+++ Selected extract

Hypenella spumarius

Scientific classification
- Kingdom: Animalia
- Phylum: Arthropoda
- Class: Insecta
- Order: Diptera
- Superfamily: Empidoidea
- Family: Empididae
- Subfamily: Clinocerinae
- Genus: Hypenella
- Species: H. spumarius
- Binomial name: Hypenella spumarius Smith, 1965

= Hypenella spumarius =

- Genus: Hypenella
- Species: spumarius
- Authority: Smith, 1965

Species of fly

Hypenella spumarius is a species of dance flies, in the fly family Empididae.

==Description==
The humerus and the areas upper third to the half of the mesopleuron is brownish. Unlike the other species of Hypenella, this species' facial hairs are weaker. The prescutellar depression is darker than the thoraic disk, but it's flanked by a grayish patch under the 2 posterior dorsocentrals. The hypopygium with the terminal process is broadened towards the tip, but the hind tibiae has 2 or 3 short dorsal bristles before the tip. The wing stigma is narrow in indistinct. The species attains 2.5 cm.

==Distribution==
The species is found in the Taplejung District in Dobhan and is found on the spray splashed rocks in the Tamur River.

++++++
+++ Given entries

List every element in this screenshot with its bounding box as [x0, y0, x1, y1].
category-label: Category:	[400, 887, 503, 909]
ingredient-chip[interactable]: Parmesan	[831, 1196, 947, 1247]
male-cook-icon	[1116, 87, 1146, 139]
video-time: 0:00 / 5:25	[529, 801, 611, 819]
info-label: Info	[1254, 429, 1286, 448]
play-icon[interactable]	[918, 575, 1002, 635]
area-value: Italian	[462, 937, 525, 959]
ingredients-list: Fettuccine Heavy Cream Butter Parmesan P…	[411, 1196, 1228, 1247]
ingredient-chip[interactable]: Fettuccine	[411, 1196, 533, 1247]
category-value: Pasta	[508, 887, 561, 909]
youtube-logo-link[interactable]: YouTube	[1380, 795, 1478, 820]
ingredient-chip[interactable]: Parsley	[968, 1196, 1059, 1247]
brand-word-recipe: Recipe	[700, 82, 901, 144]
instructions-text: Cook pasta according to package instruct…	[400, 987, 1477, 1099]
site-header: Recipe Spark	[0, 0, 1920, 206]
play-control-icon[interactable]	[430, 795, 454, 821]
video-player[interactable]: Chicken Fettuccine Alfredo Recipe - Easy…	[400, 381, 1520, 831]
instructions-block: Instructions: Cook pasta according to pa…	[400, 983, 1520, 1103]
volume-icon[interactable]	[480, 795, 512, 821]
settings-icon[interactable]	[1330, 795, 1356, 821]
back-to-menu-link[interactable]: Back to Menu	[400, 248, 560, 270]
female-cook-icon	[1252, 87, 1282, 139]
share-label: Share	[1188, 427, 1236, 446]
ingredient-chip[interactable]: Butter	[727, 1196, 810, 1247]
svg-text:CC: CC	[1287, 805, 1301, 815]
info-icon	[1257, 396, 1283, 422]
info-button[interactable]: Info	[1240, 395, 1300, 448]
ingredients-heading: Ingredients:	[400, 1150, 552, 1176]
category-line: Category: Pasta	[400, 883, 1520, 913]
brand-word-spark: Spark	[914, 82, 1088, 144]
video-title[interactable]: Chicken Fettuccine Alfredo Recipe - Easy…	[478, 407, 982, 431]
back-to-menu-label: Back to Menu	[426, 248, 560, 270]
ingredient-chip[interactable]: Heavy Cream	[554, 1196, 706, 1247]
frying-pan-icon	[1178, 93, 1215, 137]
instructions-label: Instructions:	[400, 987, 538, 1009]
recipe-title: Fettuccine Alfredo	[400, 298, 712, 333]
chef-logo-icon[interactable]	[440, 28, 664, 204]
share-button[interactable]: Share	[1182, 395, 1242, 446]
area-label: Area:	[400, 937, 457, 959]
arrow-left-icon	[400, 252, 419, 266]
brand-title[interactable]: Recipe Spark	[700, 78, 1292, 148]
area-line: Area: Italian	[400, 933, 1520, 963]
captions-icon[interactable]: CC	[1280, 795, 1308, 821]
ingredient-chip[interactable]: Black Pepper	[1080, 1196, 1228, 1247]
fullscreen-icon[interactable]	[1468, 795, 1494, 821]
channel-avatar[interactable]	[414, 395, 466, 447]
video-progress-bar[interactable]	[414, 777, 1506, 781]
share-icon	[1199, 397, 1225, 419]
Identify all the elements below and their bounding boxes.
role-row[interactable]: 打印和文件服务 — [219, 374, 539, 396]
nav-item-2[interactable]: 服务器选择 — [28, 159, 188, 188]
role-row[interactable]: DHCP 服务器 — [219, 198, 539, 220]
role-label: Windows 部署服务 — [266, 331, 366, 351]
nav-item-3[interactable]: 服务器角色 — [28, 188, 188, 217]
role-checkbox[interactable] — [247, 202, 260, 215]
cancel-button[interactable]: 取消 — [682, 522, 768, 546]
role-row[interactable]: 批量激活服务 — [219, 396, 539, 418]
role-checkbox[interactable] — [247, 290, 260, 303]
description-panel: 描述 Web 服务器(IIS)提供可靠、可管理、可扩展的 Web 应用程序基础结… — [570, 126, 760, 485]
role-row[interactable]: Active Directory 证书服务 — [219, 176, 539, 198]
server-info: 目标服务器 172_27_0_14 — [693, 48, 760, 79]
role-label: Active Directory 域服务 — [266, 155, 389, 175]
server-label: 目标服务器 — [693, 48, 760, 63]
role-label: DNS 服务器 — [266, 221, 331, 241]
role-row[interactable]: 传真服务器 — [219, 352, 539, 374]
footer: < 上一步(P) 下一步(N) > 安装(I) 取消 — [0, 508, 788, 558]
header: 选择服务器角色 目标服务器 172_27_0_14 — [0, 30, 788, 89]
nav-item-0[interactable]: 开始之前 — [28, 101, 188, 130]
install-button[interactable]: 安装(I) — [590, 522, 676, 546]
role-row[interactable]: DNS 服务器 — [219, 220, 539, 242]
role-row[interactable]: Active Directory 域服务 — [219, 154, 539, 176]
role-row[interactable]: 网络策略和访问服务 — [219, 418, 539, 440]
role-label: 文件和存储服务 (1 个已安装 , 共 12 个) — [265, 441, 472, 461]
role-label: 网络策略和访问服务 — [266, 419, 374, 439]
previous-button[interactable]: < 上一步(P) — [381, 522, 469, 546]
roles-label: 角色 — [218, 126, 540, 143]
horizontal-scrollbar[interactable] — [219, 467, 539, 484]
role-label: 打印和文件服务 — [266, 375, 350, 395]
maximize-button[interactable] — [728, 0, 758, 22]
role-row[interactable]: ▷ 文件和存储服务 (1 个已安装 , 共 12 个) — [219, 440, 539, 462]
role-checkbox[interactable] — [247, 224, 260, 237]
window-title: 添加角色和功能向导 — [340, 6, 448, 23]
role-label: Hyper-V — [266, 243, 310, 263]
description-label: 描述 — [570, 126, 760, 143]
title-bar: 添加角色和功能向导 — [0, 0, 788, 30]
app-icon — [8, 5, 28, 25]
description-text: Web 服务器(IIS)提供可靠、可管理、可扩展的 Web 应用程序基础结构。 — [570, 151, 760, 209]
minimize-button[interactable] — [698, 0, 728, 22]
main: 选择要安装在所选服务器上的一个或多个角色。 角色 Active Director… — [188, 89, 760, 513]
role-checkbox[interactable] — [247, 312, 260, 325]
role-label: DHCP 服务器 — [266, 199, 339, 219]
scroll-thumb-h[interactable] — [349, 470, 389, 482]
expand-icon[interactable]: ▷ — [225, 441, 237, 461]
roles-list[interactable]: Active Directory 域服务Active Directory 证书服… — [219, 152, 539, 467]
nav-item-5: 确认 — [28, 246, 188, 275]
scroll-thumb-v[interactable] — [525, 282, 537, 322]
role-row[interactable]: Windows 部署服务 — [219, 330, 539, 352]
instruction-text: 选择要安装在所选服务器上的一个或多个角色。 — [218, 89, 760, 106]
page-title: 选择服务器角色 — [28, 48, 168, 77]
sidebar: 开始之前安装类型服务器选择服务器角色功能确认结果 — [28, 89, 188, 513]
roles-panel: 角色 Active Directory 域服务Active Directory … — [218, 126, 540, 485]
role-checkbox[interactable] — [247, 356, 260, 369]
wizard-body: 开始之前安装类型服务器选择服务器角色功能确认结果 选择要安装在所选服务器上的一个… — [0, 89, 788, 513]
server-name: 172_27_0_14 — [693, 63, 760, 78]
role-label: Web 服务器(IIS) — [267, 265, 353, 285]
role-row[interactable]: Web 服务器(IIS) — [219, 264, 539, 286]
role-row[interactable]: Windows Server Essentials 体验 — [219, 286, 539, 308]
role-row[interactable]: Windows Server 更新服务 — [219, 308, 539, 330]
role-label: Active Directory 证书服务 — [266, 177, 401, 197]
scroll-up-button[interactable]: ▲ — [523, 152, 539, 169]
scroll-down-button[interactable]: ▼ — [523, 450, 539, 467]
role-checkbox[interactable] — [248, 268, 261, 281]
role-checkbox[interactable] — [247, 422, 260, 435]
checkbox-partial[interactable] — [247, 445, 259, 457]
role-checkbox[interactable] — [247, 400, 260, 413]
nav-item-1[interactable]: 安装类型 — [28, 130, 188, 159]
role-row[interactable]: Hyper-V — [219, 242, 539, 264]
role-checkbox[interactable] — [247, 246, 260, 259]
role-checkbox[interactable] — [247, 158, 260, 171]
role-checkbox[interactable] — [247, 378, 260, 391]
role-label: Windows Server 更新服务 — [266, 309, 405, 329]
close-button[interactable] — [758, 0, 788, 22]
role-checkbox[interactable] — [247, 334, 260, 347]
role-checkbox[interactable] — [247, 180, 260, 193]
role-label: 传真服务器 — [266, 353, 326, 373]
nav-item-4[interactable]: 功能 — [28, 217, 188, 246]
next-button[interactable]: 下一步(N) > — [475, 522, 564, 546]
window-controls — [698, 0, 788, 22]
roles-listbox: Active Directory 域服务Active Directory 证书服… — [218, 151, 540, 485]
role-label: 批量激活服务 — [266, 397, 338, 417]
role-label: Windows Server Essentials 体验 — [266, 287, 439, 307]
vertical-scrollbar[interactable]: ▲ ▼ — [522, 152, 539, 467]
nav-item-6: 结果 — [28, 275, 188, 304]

++++++

*Exercise directions*. From the Hypenella spumarius text, reproduce word for word the part that begins with the words containing "Species of fly" and ends with "the Tamur River.".

*Solution below*.
Species of fly

Hypenella spumarius is a species of dance flies, in the fly family Empididae.

==Description==
The humerus and the areas upper third to the half of the mesopleuron is brownish. Unlike the other species of Hypenella, this species' facial hairs are weaker. The prescutellar depression is darker than the thoraic disk, but it's flanked by a grayish patch under the 2 posterior dorsocentrals. The hypopygium with the terminal process is broadened towards the tip, but the hind tibiae has 2 or 3 short dorsal bristles before the tip. The wing stigma is narrow in indistinct. The species attains 2.5 cm.

==Distribution==
The species is found in the Taplejung District in Dobhan and is found on the spray splashed rocks in the Tamur River.